** Start Working data **

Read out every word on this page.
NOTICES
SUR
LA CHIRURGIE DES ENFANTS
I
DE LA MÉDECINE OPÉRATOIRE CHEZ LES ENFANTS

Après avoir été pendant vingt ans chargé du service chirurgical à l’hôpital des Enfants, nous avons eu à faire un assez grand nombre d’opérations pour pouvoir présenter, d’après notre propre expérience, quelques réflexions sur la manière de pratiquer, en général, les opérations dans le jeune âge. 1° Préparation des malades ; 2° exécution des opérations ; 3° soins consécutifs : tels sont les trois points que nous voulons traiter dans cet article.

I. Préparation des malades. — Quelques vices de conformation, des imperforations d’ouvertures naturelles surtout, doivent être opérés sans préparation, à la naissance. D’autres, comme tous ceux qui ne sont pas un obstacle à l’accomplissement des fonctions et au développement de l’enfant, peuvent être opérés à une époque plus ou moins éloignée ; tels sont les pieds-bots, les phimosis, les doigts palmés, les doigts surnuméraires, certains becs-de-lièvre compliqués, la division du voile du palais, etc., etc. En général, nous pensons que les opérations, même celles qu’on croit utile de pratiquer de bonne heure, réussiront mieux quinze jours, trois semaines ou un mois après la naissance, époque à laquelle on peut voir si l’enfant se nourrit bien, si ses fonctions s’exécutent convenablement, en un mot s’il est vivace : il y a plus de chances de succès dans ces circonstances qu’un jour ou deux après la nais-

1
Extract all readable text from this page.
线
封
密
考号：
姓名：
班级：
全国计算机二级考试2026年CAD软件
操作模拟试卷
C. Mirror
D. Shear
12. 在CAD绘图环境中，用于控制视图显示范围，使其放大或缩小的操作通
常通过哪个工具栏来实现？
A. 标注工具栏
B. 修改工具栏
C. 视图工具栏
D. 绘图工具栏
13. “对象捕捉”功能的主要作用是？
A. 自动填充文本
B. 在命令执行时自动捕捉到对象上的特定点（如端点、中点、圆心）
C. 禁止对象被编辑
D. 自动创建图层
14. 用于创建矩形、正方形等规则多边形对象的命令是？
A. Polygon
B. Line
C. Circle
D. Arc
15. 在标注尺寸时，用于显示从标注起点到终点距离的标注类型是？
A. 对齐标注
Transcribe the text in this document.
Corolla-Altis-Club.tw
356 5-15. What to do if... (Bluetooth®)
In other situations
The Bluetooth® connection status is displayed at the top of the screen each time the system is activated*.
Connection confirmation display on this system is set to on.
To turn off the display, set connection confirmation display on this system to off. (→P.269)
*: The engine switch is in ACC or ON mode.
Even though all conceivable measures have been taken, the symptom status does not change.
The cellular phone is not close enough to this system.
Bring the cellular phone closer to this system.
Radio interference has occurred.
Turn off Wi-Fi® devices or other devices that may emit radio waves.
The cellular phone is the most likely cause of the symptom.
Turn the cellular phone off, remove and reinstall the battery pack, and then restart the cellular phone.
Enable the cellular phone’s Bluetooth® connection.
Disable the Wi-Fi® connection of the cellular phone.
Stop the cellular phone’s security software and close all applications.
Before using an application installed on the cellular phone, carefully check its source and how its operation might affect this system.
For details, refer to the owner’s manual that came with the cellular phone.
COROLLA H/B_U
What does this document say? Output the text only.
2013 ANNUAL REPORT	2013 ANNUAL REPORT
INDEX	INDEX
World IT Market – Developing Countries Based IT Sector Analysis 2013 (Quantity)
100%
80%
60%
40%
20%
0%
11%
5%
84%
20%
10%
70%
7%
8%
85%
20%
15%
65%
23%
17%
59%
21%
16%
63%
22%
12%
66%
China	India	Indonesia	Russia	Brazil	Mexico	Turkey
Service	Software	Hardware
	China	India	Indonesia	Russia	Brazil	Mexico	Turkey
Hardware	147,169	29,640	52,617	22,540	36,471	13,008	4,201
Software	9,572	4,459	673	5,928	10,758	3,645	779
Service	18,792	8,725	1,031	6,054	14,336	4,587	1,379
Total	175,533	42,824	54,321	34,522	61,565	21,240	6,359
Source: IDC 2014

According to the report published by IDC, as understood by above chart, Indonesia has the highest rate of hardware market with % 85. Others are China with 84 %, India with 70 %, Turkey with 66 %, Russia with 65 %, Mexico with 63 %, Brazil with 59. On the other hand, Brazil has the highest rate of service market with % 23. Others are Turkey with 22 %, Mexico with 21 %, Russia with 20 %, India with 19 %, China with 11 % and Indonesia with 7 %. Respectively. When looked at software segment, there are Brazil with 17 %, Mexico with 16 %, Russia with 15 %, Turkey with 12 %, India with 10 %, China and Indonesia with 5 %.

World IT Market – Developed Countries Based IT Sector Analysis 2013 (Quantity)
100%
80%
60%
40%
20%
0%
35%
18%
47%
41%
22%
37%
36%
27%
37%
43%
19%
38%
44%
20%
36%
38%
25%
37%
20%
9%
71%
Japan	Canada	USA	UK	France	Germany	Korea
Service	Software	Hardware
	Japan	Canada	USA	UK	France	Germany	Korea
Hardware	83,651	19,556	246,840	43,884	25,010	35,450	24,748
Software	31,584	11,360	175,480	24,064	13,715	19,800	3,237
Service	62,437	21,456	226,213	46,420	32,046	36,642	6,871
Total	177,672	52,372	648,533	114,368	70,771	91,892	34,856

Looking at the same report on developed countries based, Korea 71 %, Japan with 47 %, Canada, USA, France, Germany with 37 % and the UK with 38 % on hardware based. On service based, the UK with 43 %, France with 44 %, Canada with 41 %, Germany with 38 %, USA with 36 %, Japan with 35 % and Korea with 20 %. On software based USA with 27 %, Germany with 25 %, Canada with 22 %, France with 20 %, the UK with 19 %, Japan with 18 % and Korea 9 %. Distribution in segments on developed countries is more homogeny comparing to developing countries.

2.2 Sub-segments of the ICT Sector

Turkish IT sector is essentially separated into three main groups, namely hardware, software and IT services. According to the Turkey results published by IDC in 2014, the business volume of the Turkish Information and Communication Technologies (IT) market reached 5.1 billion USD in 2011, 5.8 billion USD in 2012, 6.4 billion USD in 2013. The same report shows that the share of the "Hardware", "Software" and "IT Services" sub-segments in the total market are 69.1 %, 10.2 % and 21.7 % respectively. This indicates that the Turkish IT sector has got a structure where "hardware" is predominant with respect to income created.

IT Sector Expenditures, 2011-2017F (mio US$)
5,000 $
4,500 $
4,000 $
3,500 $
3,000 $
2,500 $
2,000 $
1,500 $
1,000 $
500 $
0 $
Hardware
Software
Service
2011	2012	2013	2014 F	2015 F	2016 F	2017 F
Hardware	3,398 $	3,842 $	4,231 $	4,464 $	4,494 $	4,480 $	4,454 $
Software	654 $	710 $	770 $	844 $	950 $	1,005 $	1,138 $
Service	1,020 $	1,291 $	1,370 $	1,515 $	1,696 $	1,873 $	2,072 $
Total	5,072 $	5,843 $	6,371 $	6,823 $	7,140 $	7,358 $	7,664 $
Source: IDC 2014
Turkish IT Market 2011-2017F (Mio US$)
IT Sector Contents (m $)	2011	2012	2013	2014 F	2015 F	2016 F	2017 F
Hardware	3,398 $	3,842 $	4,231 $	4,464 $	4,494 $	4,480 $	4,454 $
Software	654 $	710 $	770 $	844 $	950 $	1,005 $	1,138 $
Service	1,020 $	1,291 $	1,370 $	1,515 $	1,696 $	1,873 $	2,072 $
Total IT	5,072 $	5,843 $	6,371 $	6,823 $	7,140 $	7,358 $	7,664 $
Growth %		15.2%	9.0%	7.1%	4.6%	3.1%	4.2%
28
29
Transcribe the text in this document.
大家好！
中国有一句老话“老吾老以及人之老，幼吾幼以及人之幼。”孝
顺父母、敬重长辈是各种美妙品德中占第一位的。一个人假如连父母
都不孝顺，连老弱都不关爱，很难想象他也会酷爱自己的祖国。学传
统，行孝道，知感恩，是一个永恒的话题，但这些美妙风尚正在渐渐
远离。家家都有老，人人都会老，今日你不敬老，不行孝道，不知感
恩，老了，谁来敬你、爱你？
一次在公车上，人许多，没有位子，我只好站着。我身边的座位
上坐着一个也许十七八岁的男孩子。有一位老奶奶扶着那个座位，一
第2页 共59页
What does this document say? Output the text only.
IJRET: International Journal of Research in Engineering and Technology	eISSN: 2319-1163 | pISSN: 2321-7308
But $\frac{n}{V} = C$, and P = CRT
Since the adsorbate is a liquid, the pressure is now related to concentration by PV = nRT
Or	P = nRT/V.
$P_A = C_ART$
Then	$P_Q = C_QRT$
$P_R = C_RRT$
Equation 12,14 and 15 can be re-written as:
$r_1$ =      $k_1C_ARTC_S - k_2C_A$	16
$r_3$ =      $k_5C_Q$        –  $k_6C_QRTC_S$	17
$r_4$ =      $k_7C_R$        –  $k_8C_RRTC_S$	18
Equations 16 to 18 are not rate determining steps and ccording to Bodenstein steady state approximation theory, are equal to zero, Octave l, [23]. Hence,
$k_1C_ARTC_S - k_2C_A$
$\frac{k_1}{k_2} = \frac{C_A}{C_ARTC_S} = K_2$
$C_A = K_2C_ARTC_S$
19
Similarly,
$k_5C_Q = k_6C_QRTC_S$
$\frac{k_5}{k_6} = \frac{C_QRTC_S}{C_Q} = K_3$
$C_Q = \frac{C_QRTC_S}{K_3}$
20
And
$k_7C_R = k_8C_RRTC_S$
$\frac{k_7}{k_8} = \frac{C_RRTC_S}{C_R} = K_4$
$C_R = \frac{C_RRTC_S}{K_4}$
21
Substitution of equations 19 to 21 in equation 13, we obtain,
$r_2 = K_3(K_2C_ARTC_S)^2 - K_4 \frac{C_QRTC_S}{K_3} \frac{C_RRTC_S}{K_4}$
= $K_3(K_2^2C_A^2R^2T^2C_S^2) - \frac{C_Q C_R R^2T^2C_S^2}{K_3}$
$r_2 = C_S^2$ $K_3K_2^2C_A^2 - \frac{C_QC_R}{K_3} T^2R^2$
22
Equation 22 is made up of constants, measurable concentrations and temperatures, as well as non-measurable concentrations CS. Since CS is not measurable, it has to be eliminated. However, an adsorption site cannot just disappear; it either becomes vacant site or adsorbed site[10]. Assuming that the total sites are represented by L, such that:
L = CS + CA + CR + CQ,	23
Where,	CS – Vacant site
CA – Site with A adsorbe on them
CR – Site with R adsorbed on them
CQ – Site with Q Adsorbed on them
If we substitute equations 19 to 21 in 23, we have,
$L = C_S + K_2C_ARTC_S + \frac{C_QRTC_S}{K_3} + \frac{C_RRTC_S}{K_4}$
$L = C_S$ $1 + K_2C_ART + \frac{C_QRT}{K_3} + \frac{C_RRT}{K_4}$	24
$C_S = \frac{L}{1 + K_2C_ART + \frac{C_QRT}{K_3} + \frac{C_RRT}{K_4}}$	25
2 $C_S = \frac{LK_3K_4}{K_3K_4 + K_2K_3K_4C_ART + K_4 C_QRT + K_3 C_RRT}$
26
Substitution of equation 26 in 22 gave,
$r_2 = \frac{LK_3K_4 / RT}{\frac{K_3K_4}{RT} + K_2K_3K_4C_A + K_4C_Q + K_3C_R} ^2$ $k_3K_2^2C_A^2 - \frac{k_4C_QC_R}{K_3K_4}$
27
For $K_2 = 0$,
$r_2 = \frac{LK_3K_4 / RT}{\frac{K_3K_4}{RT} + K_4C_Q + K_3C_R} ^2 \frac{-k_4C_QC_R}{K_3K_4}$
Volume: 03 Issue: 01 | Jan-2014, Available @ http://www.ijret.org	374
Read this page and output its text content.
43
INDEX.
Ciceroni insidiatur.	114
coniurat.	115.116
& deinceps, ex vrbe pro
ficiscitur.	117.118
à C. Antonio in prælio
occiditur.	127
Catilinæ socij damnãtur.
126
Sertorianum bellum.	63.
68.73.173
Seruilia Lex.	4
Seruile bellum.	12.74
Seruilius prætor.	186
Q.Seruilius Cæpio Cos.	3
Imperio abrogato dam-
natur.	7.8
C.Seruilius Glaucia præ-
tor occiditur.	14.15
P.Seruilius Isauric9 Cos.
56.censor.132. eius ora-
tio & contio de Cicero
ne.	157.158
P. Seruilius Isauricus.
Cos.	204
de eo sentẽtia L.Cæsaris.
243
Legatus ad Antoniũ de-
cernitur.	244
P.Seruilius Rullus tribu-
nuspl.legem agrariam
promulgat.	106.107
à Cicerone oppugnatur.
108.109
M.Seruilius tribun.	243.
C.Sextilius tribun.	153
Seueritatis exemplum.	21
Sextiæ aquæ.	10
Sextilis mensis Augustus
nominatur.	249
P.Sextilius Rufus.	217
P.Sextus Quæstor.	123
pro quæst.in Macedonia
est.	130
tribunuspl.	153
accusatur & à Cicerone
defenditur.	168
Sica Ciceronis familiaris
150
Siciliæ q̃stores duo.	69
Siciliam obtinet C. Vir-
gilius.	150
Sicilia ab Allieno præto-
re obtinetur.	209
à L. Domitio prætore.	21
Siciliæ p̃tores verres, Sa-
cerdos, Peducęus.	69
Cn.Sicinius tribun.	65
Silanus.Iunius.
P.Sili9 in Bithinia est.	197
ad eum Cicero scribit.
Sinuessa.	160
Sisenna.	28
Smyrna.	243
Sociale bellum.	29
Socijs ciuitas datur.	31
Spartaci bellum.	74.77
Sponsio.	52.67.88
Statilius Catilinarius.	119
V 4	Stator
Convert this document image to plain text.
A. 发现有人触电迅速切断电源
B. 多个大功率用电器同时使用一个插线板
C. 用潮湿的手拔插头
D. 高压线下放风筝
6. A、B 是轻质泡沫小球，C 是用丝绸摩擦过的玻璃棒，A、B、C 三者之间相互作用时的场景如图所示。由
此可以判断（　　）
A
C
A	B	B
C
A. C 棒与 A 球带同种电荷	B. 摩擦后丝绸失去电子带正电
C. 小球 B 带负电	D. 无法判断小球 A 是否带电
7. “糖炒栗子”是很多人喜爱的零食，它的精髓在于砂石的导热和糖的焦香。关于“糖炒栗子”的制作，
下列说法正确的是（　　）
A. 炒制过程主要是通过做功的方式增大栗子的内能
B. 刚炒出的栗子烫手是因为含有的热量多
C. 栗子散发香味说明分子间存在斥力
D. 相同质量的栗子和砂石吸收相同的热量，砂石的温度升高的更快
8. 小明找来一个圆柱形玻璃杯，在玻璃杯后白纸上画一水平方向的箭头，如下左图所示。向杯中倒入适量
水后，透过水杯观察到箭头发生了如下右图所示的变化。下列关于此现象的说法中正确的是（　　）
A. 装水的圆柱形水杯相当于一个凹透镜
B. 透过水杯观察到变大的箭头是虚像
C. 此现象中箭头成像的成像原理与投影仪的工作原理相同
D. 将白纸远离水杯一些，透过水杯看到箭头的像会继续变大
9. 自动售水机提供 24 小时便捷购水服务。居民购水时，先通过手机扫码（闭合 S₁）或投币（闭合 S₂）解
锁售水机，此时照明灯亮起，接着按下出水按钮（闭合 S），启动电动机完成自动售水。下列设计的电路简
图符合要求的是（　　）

** End Working data **

- _What to work on_
Give the lines exactly as they stand, from the line with "Convert this document image to plain text." through the end of the material.

- _Task solution_
Convert this document image to plain text.
A. 发现有人触电迅速切断电源
B. 多个大功率用电器同时使用一个插线板
C. 用潮湿的手拔插头
D. 高压线下放风筝
6. A、B 是轻质泡沫小球，C 是用丝绸摩擦过的玻璃棒，A、B、C 三者之间相互作用时的场景如图所示。由
此可以判断（　　）
A
C
A	B	B
C
A. C 棒与 A 球带同种电荷	B. 摩擦后丝绸失去电子带正电
C. 小球 B 带负电	D. 无法判断小球 A 是否带电
7. “糖炒栗子”是很多人喜爱的零食，它的精髓在于砂石的导热和糖的焦香。关于“糖炒栗子”的制作，
下列说法正确的是（　　）
A. 炒制过程主要是通过做功的方式增大栗子的内能
B. 刚炒出的栗子烫手是因为含有的热量多
C. 栗子散发香味说明分子间存在斥力
D. 相同质量的栗子和砂石吸收相同的热量，砂石的温度升高的更快
8. 小明找来一个圆柱形玻璃杯，在玻璃杯后白纸上画一水平方向的箭头，如下左图所示。向杯中倒入适量
水后，透过水杯观察到箭头发生了如下右图所示的变化。下列关于此现象的说法中正确的是（　　）
A. 装水的圆柱形水杯相当于一个凹透镜
B. 透过水杯观察到变大的箭头是虚像
C. 此现象中箭头成像的成像原理与投影仪的工作原理相同
D. 将白纸远离水杯一些，透过水杯看到箭头的像会继续变大
9. 自动售水机提供 24 小时便捷购水服务。居民购水时，先通过手机扫码（闭合 S₁）或投币（闭合 S₂）解
锁售水机，此时照明灯亮起，接着按下出水按钮（闭合 S），启动电动机完成自动售水。下列设计的电路简
图符合要求的是（　　）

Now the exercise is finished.